**Given problem:** Type the records out again in full, exactly.

**Dataset rows about figures:**
● ● ● ●

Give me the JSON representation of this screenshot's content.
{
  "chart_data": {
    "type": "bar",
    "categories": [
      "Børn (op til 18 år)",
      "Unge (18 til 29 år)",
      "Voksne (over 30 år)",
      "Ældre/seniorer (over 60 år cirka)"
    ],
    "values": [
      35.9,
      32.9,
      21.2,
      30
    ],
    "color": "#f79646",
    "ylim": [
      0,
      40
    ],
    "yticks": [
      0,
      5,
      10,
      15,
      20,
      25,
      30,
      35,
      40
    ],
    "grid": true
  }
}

● ● ● ●

**Solution to this problem:**
Give me the JSON representation of this screenshot's content.
{
  "chart_data": {
    "type": "bar",
    "categories": [
      "Børn (op til 18 år)",
      "Unge (18 til 29 år)",
      "Voksne (over 30 år)",
      "Ældre/seniorer (over 60 år cirka)"
    ],
    "values": [
      35.9,
      32.9,
      21.2,
      30
    ],
    "color": "#f79646",
    "ylim": [
      0,
      40
    ],
    "yticks": [
      0,
      5,
      10,
      15,
      20,
      25,
      30,
      35,
      40
    ],
    "grid": true
  }
}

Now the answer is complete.